— What you will do —
Transcribe the entries below exactly.

(Stored data)
******************************

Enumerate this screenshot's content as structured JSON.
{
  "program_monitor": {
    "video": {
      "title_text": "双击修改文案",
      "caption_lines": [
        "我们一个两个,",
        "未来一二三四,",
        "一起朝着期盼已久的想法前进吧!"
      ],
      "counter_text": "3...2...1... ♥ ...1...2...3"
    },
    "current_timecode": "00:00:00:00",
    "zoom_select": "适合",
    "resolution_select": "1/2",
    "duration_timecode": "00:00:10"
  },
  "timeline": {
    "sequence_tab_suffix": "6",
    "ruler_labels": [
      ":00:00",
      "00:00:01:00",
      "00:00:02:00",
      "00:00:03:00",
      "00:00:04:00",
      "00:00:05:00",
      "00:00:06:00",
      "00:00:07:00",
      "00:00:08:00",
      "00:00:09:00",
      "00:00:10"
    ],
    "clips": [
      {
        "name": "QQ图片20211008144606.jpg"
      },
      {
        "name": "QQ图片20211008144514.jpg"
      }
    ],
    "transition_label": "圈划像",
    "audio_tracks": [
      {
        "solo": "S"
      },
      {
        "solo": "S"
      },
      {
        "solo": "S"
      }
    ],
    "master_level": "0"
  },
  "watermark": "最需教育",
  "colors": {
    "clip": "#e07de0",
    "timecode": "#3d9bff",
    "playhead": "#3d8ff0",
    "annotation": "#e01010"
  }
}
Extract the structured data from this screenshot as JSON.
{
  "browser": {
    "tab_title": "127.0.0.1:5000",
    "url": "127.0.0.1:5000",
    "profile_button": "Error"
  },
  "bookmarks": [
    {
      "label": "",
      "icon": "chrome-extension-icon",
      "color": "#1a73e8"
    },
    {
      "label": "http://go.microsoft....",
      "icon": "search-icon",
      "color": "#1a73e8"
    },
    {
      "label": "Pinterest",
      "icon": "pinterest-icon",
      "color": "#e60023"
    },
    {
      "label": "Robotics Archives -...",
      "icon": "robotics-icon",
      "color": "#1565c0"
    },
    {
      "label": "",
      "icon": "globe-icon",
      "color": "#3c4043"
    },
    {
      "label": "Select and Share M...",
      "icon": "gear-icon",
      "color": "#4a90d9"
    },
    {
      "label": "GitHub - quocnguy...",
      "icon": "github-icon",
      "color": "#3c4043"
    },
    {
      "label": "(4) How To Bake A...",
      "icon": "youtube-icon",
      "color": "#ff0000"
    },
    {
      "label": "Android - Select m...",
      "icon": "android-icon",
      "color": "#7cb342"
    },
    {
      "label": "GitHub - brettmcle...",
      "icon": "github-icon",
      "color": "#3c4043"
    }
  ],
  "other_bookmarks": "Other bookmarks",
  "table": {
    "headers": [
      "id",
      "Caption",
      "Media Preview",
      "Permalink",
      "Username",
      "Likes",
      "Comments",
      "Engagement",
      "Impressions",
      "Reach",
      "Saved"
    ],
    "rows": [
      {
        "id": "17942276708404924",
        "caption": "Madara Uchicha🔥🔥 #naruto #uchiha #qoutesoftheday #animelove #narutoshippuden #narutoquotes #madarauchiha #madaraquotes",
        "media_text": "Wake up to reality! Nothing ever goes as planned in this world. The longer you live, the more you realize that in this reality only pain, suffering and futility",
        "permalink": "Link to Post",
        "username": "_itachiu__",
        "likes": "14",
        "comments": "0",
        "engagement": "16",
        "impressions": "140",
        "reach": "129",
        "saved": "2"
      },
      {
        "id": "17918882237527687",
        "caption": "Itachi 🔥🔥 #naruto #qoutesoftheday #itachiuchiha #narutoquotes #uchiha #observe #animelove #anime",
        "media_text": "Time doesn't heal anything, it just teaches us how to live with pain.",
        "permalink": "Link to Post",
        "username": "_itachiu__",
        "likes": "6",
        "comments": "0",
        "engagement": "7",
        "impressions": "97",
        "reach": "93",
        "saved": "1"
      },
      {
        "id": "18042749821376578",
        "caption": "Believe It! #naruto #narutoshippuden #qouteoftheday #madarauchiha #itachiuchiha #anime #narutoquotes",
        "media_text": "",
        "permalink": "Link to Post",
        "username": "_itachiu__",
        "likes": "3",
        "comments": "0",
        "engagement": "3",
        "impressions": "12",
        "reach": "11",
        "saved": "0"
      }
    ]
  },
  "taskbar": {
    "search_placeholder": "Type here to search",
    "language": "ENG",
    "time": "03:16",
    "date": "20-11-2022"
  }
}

******************************

— Result for this task —
Enumerate this screenshot's content as structured JSON.
{
  "program_monitor": {
    "video": {
      "title_text": "双击修改文案",
      "caption_lines": [
        "我们一个两个,",
        "未来一二三四,",
        "一起朝着期盼已久的想法前进吧!"
      ],
      "counter_text": "3...2...1... ♥ ...1...2...3"
    },
    "current_timecode": "00:00:00:00",
    "zoom_select": "适合",
    "resolution_select": "1/2",
    "duration_timecode": "00:00:10"
  },
  "timeline": {
    "sequence_tab_suffix": "6",
    "ruler_labels": [
      ":00:00",
      "00:00:01:00",
      "00:00:02:00",
      "00:00:03:00",
      "00:00:04:00",
      "00:00:05:00",
      "00:00:06:00",
      "00:00:07:00",
      "00:00:08:00",
      "00:00:09:00",
      "00:00:10"
    ],
    "clips": [
      {
        "name": "QQ图片20211008144606.jpg"
      },
      {
        "name": "QQ图片20211008144514.jpg"
      }
    ],
    "transition_label": "圈划像",
    "audio_tracks": [
      {
        "solo": "S"
      },
      {
        "solo": "S"
      },
      {
        "solo": "S"
      }
    ],
    "master_level": "0"
  },
  "watermark": "最需教育",
  "colors": {
    "clip": "#e07de0",
    "timecode": "#3d9bff",
    "playhead": "#3d8ff0",
    "annotation": "#e01010"
  }
}
Extract the structured data from this screenshot as JSON.
{
  "browser": {
    "tab_title": "127.0.0.1:5000",
    "url": "127.0.0.1:5000",
    "profile_button": "Error"
  },
  "bookmarks": [
    {
      "label": "",
      "icon": "chrome-extension-icon",
      "color": "#1a73e8"
    },
    {
      "label": "http://go.microsoft....",
      "icon": "search-icon",
      "color": "#1a73e8"
    },
    {
      "label": "Pinterest",
      "icon": "pinterest-icon",
      "color": "#e60023"
    },
    {
      "label": "Robotics Archives -...",
      "icon": "robotics-icon",
      "color": "#1565c0"
    },
    {
      "label": "",
      "icon": "globe-icon",
      "color": "#3c4043"
    },
    {
      "label": "Select and Share M...",
      "icon": "gear-icon",
      "color": "#4a90d9"
    },
    {
      "label": "GitHub - quocnguy...",
      "icon": "github-icon",
      "color": "#3c4043"
    },
    {
      "label": "(4) How To Bake A...",
      "icon": "youtube-icon",
      "color": "#ff0000"
    },
    {
      "label": "Android - Select m...",
      "icon": "android-icon",
      "color": "#7cb342"
    },
    {
      "label": "GitHub - brettmcle...",
      "icon": "github-icon",
      "color": "#3c4043"
    }
  ],
  "other_bookmarks": "Other bookmarks",
  "table": {
    "headers": [
      "id",
      "Caption",
      "Media Preview",
      "Permalink",
      "Username",
      "Likes",
      "Comments",
      "Engagement",
      "Impressions",
      "Reach",
      "Saved"
    ],
    "rows": [
      {
        "id": "17942276708404924",
        "caption": "Madara Uchicha🔥🔥 #naruto #uchiha #qoutesoftheday #animelove #narutoshippuden #narutoquotes #madarauchiha #madaraquotes",
        "media_text": "Wake up to reality! Nothing ever goes as planned in this world. The longer you live, the more you realize that in this reality only pain, suffering and futility",
        "permalink": "Link to Post",
        "username": "_itachiu__",
        "likes": "14",
        "comments": "0",
        "engagement": "16",
        "impressions": "140",
        "reach": "129",
        "saved": "2"
      },
      {
        "id": "17918882237527687",
        "caption": "Itachi 🔥🔥 #naruto #qoutesoftheday #itachiuchiha #narutoquotes #uchiha #observe #animelove #anime",
        "media_text": "Time doesn't heal anything, it just teaches us how to live with pain.",
        "permalink": "Link to Post",
        "username": "_itachiu__",
        "likes": "6",
        "comments": "0",
        "engagement": "7",
        "impressions": "97",
        "reach": "93",
        "saved": "1"
      },
      {
        "id": "18042749821376578",
        "caption": "Believe It! #naruto #narutoshippuden #qouteoftheday #madarauchiha #itachiuchiha #anime #narutoquotes",
        "media_text": "",
        "permalink": "Link to Post",
        "username": "_itachiu__",
        "likes": "3",
        "comments": "0",
        "engagement": "3",
        "impressions": "12",
        "reach": "11",
        "saved": "0"
      }
    ]
  },
  "taskbar": {
    "search_placeholder": "Type here to search",
    "language": "ENG",
    "time": "03:16",
    "date": "20-11-2022"
  }
}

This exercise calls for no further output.